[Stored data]
>> begin

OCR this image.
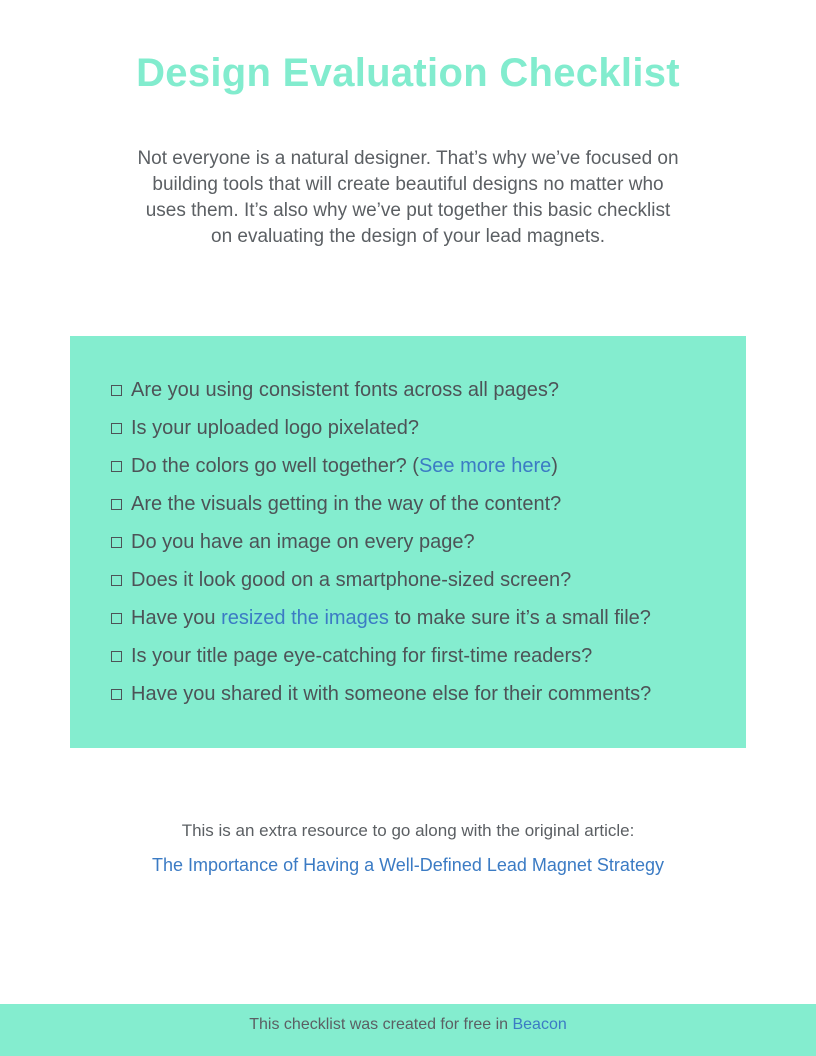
Design Evaluation Checklist

Not everyone is a natural designer. That’s why we’ve focused on building tools that will create beautiful designs no matter who uses them. It’s also why we’ve put together this basic checklist on evaluating the design of your lead magnets.

Are you using consistent fonts across all pages?
Is your uploaded logo pixelated?
Do the colors go well together? (See more here)
Are the visuals getting in the way of the content?
Do you have an image on every page?
Does it look good on a smartphone-sized screen?
Have you resized the images to make sure it’s a small file?
Is your title page eye-catching for first-time readers?
Have you shared it with someone else for their comments?

This is an extra resource to go along with the original article:

The Importance of Having a Well-Defined Lead Magnet Strategy

This checklist was created for free in Beacon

>> end

### TASK TO COMPLETE
Find the lines above holding the word "your" and show them.

### RESULT FOR THIS TASK
Not everyone is a natural designer. That’s why we’ve focused on building tools that will create beautiful designs no matter who uses them. It’s also why we’ve put together this basic checklist on evaluating the design of your lead magnets.
Is your uploaded logo pixelated?
Is your title page eye-catching for first-time readers?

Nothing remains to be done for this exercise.